- YOUR TASK:
Transcribe the material exactly. Images do not belong in the copy.

- SOURCE MATERIAL:
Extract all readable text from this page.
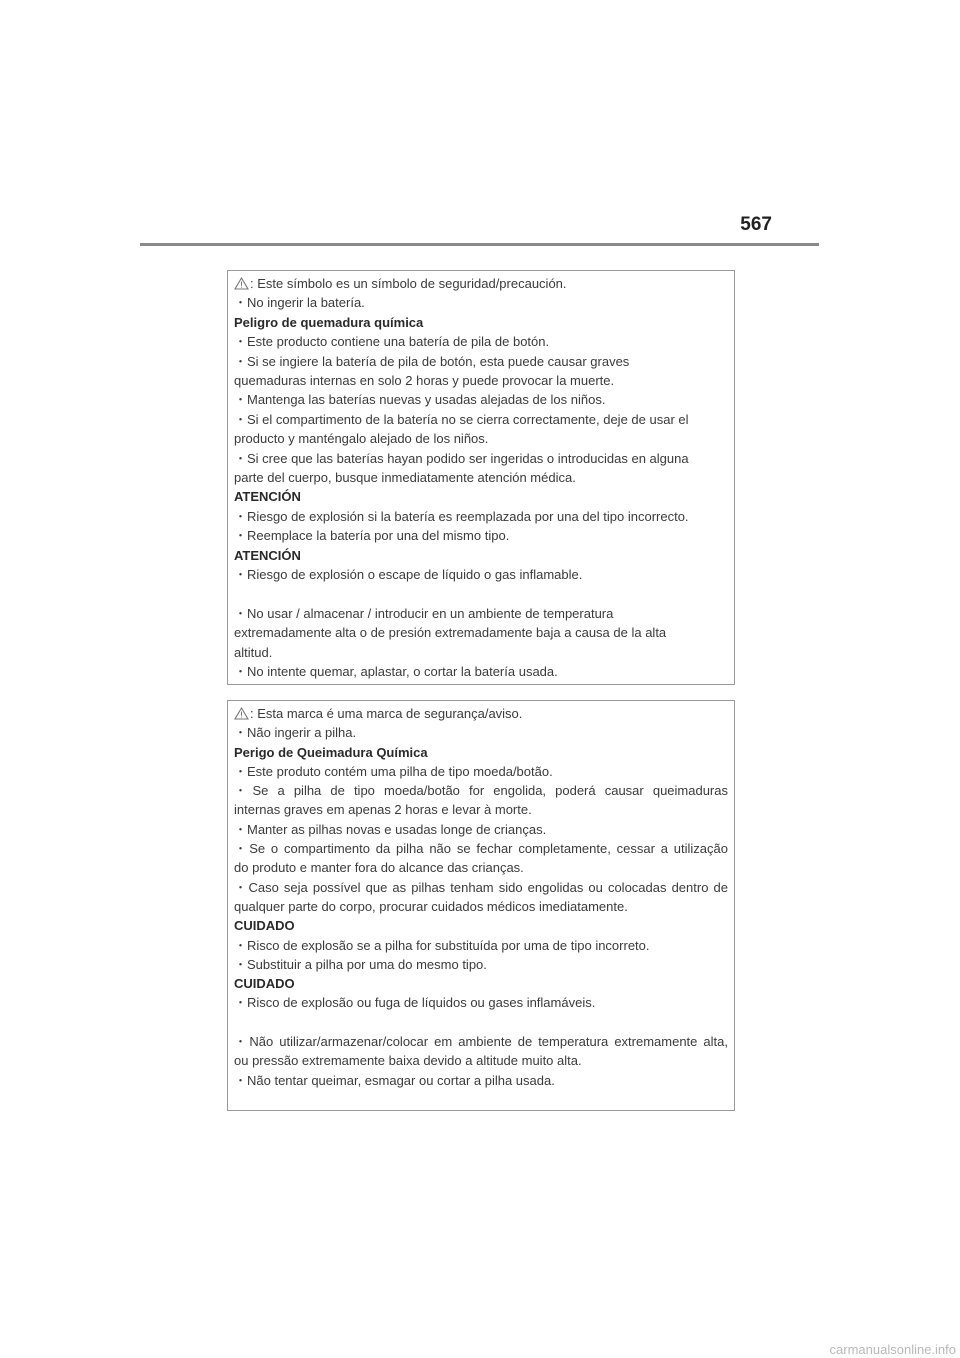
567
: Este símbolo es un símbolo de seguridad/precaución.
・No ingerir la batería.
Peligro de quemadura química
・Este producto contiene una batería de pila de botón.
・Si se ingiere la batería de pila de botón, esta puede causar graves
quemaduras internas en solo 2 horas y puede provocar la muerte.
・Mantenga las baterías nuevas y usadas alejadas de los niños.
・Si el compartimento de la batería no se cierra correctamente, deje de usar el
producto y manténgalo alejado de los niños.
・Si cree que las baterías hayan podido ser ingeridas o introducidas en alguna
parte del cuerpo, busque inmediatamente atención médica.
ATENCIÓN
・Riesgo de explosión si la batería es reemplazada por una del tipo incorrecto.
・Reemplace la batería por una del mismo tipo.
ATENCIÓN
・Riesgo de explosión o escape de líquido o gas inflamable.
・No usar / almacenar / introducir en un ambiente de temperatura
extremadamente alta o de presión extremadamente baja a causa de la alta
altitud.
・No intente quemar, aplastar, o cortar la batería usada.
: Esta marca é uma marca de segurança/aviso.
・Não ingerir a pilha.
Perigo de Queimadura Química
・Este produto contém uma pilha de tipo moeda/botão.
・Se a pilha de tipo moeda/botão for engolida, poderá causar queimaduras
internas graves em apenas 2 horas e levar à morte.
・Manter as pilhas novas e usadas longe de crianças.
・Se o compartimento da pilha não se fechar completamente, cessar a utilização
do produto e manter fora do alcance das crianças.
・Caso seja possível que as pilhas tenham sido engolidas ou colocadas dentro de
qualquer parte do corpo, procurar cuidados médicos imediatamente.
CUIDADO
・Risco de explosão se a pilha for substituída por uma de tipo incorreto.
・Substituir a pilha por uma do mesmo tipo.
CUIDADO
・Risco de explosão ou fuga de líquidos ou gases inflamáveis.
・Não utilizar/armazenar/colocar em ambiente de temperatura extremamente alta,
ou pressão extremamente baixa devido a altitude muito alta.
・Não tentar queimar, esmagar ou cortar a pilha usada.
carmanualsonline.info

- FINAL ANSWER:
Extract all readable text from this page.
567
: Este símbolo es un símbolo de seguridad/precaución.
・No ingerir la batería.
Peligro de quemadura química
・Este producto contiene una batería de pila de botón.
・Si se ingiere la batería de pila de botón, esta puede causar graves
quemaduras internas en solo 2 horas y puede provocar la muerte.
・Mantenga las baterías nuevas y usadas alejadas de los niños.
・Si el compartimento de la batería no se cierra correctamente, deje de usar el
producto y manténgalo alejado de los niños.
・Si cree que las baterías hayan podido ser ingeridas o introducidas en alguna
parte del cuerpo, busque inmediatamente atención médica.
ATENCIÓN
・Riesgo de explosión si la batería es reemplazada por una del tipo incorrecto.
・Reemplace la batería por una del mismo tipo.
ATENCIÓN
・Riesgo de explosión o escape de líquido o gas inflamable.
・No usar / almacenar / introducir en un ambiente de temperatura
extremadamente alta o de presión extremadamente baja a causa de la alta
altitud.
・No intente quemar, aplastar, o cortar la batería usada.
: Esta marca é uma marca de segurança/aviso.
・Não ingerir a pilha.
Perigo de Queimadura Química
・Este produto contém uma pilha de tipo moeda/botão.
・Se a pilha de tipo moeda/botão for engolida, poderá causar queimaduras
internas graves em apenas 2 horas e levar à morte.
・Manter as pilhas novas e usadas longe de crianças.
・Se o compartimento da pilha não se fechar completamente, cessar a utilização
do produto e manter fora do alcance das crianças.
・Caso seja possível que as pilhas tenham sido engolidas ou colocadas dentro de
qualquer parte do corpo, procurar cuidados médicos imediatamente.
CUIDADO
・Risco de explosão se a pilha for substituída por uma de tipo incorreto.
・Substituir a pilha por uma do mesmo tipo.
CUIDADO
・Risco de explosão ou fuga de líquidos ou gases inflamáveis.
・Não utilizar/armazenar/colocar em ambiente de temperatura extremamente alta,
ou pressão extremamente baixa devido a altitude muito alta.
・Não tentar queimar, esmagar ou cortar a pilha usada.
carmanualsonline.info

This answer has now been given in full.